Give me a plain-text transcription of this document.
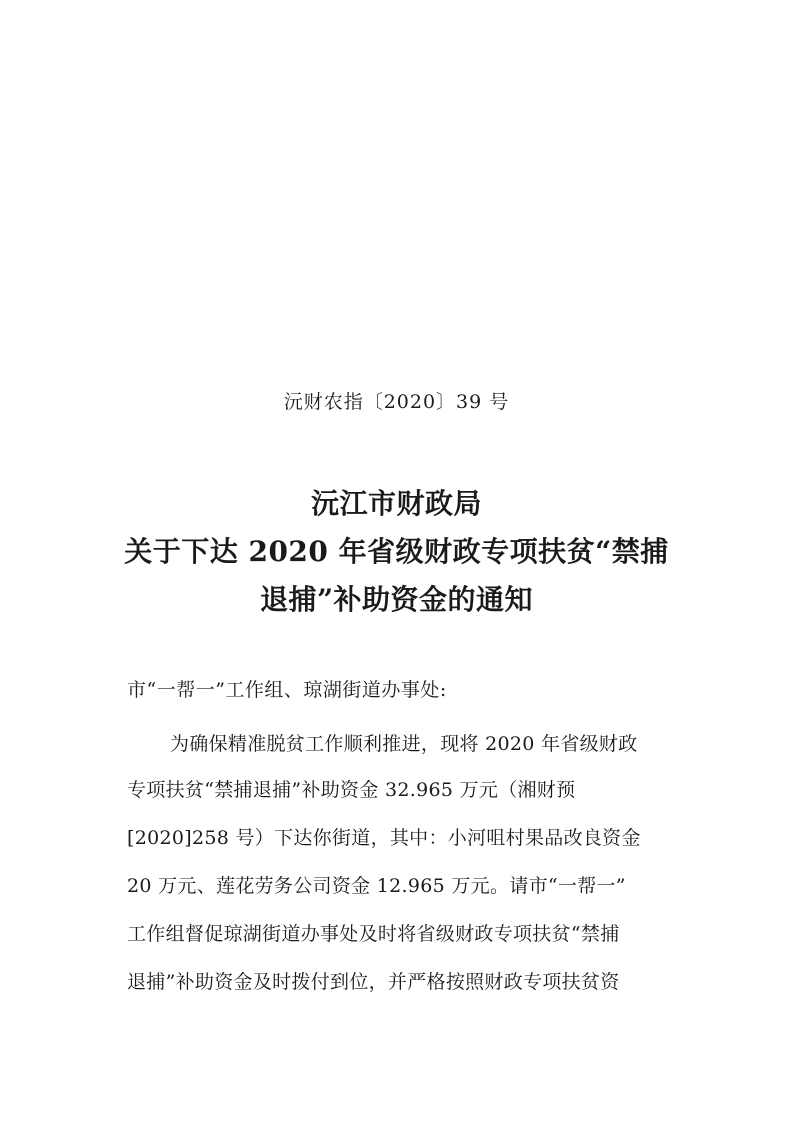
沅财农指〔2020〕39 号
沅江市财政局
关于下达 2020 年省级财政专项扶贫“禁捕
退捕”补助资金的通知
市“一帮一”工作组、琼湖街道办事处:
为确保精准脱贫工作顺利推进，现将 2020 年省级财政
专项扶贫“禁捕退捕”补助资金 32.965 万元（湘财预
[2020]258 号）下达你街道，其中：小河咀村果品改良资金
20 万元、莲花劳务公司资金 12.965 万元。请市“一帮一”
工作组督促琼湖街道办事处及时将省级财政专项扶贫“禁捕
退捕”补助资金及时拨付到位，并严格按照财政专项扶贫资
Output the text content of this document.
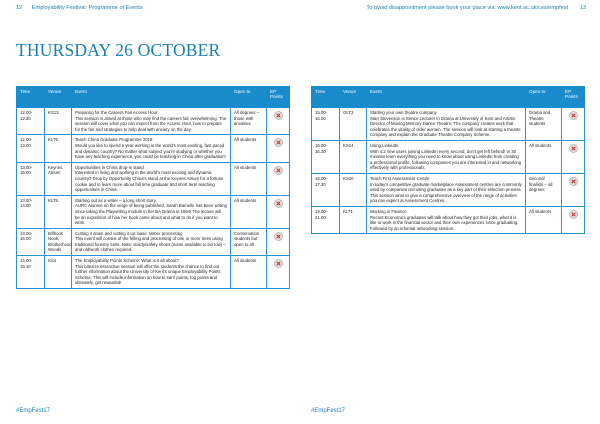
12 Employability Festival: Programme of Events	To avoid disappointment please book your place via: www.kent.ac.uk/ces/empfest 13
THURSDAY 26 OCTOBER
Time	Venue	Event	Open to	EP Points
12.00-12.30	KS13	Preparing for the Careers Fair Access Hour
This session is aimed at those who may find the careers fair overwhelming. The session will cover what you can expect from the Access Hour, how to prepare for the fair and strategies to help deal with anxiety on the day.	All degrees – those with anxieties	
12.00-13.00	KLT5	Teach China Graduate Programme 2018
Would you like to spend a year working in the world's most exciting, fast paced and dynamic country? No matter what subject you're studying or whether you have any teaching experience, you could be teaching in China after graduation!	All students	
13.00-16.00	Keynes Atrium	Opportunities in China drop-in stand
Interested in living and working in the world's most exciting and dynamic country? Drop by Opportunity China's stand at the Keynes Atrium for a fortune cookie and to learn more about full time graduate and short term teaching opportunities in China.	All students	
13.00-14.00	KLT5	Starting out as a writer – a long short story
AURC Alumna on the verge of being published, Sarah Bamelle has been writing since taking the Playwriting module in her BA Drama in 1994! The lecture will be an exposition of how her book came about and what to do if you want to write.	All students	
13.00-16.00	Billhook Nook, Brotherhood Woods	Cutting it down and cutting it up: basic timber processing
This event will consist of the felling and processing of one or more trees using traditional forestry tools. Note: sturdy/safety shoes (some available to borrow) – and old/work clothes required.	Conservation students but open to all	
14.00-15.10	KS4	The Employability Points Scheme: What is it all about?
This bitesize interactive session will offer the students the chance to find out further information about the University of Kent's unique Employability Points Scheme. This will include information on how to earn points, log points and ultimately, get rewarded!	All students	
Time	Venue	Event	Open to	EP Points
15.00-16.00	GLT3	Starting your own theatre company
Stan Stevenson is Senior Lecturer in Drama at University of Kent and Artistic Director of Moving Memory Dance Theatre. The company creates work that celebrates the vitality of older women. The session will look at starting a theatre company and explain the Graduate Theatre Company Scheme.	Drama and Theatre students	
16.00-16.30	KS14	Using LinkedIn
With 4.2 new users joining LinkedIn every second, don't get left behind! In 30 minutes learn everything you need to know about using LinkedIn from creating a professional profile, following companies you are interested in and networking effectively with professionals.	All students	
16.00-17.30	KS20	Teach First Assessment Centre
In today's competitive graduate marketplace Assessment centres are commonly used by companies recruiting graduates as a key part of their selection process. This session aims to give a comprehensive overview of the range of activities you can expect at Assessment Centres.	Second/ finalists – all degrees	
19.00-21.00	KLT1	Working in Finance
Recent Economics graduates will talk about how they got their jobs, what it is like to work in the financial sector and their own experiences since graduating. Followed by an informal networking session.	All students	
#EmpFest17	#EmpFest17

▶ [Task prompt] Quote the material in full and exactly; do not carry over its pictures.

▶ [Task response]
Give me a plain-text transcription of this document.
沅财农指〔2020〕39 号
沅江市财政局
关于下达 2020 年省级财政专项扶贫“禁捕
退捕”补助资金的通知
市“一帮一”工作组、琼湖街道办事处:
为确保精准脱贫工作顺利推进，现将 2020 年省级财政
专项扶贫“禁捕退捕”补助资金 32.965 万元（湘财预
[2020]258 号）下达你街道，其中：小河咀村果品改良资金
20 万元、莲花劳务公司资金 12.965 万元。请市“一帮一”
工作组督促琼湖街道办事处及时将省级财政专项扶贫“禁捕
退捕”补助资金及时拨付到位，并严格按照财政专项扶贫资
Output the text content of this document.
12 Employability Festival: Programme of Events	To avoid disappointment please book your place via: www.kent.ac.uk/ces/empfest 13
THURSDAY 26 OCTOBER
Time	Venue	Event	Open to	EP Points
12.00-12.30	KS13	Preparing for the Careers Fair Access Hour
This session is aimed at those who may find the careers fair overwhelming. The session will cover what you can expect from the Access Hour, how to prepare for the fair and strategies to help deal with anxiety on the day.	All degrees – those with anxieties	
12.00-13.00	KLT5	Teach China Graduate Programme 2018
Would you like to spend a year working in the world's most exciting, fast paced and dynamic country? No matter what subject you're studying or whether you have any teaching experience, you could be teaching in China after graduation!	All students	
13.00-16.00	Keynes Atrium	Opportunities in China drop-in stand
Interested in living and working in the world's most exciting and dynamic country? Drop by Opportunity China's stand at the Keynes Atrium for a fortune cookie and to learn more about full time graduate and short term teaching opportunities in China.	All students	
13.00-14.00	KLT5	Starting out as a writer – a long short story
AURC Alumna on the verge of being published, Sarah Bamelle has been writing since taking the Playwriting module in her BA Drama in 1994! The lecture will be an exposition of how her book came about and what to do if you want to write.	All students	
13.00-16.00	Billhook Nook, Brotherhood Woods	Cutting it down and cutting it up: basic timber processing
This event will consist of the felling and processing of one or more trees using traditional forestry tools. Note: sturdy/safety shoes (some available to borrow) – and old/work clothes required.	Conservation students but open to all	
14.00-15.10	KS4	The Employability Points Scheme: What is it all about?
This bitesize interactive session will offer the students the chance to find out further information about the University of Kent's unique Employability Points Scheme. This will include information on how to earn points, log points and ultimately, get rewarded!	All students	
Time	Venue	Event	Open to	EP Points
15.00-16.00	GLT3	Starting your own theatre company
Stan Stevenson is Senior Lecturer in Drama at University of Kent and Artistic Director of Moving Memory Dance Theatre. The company creates work that celebrates the vitality of older women. The session will look at starting a theatre company and explain the Graduate Theatre Company Scheme.	Drama and Theatre students	
16.00-16.30	KS14	Using LinkedIn
With 4.2 new users joining LinkedIn every second, don't get left behind! In 30 minutes learn everything you need to know about using LinkedIn from creating a professional profile, following companies you are interested in and networking effectively with professionals.	All students	
16.00-17.30	KS20	Teach First Assessment Centre
In today's competitive graduate marketplace Assessment centres are commonly used by companies recruiting graduates as a key part of their selection process. This session aims to give a comprehensive overview of the range of activities you can expect at Assessment Centres.	Second/ finalists – all degrees	
19.00-21.00	KLT1	Working in Finance
Recent Economics graduates will talk about how they got their jobs, what it is like to work in the financial sector and their own experiences since graduating. Followed by an informal networking session.	All students	
#EmpFest17	#EmpFest17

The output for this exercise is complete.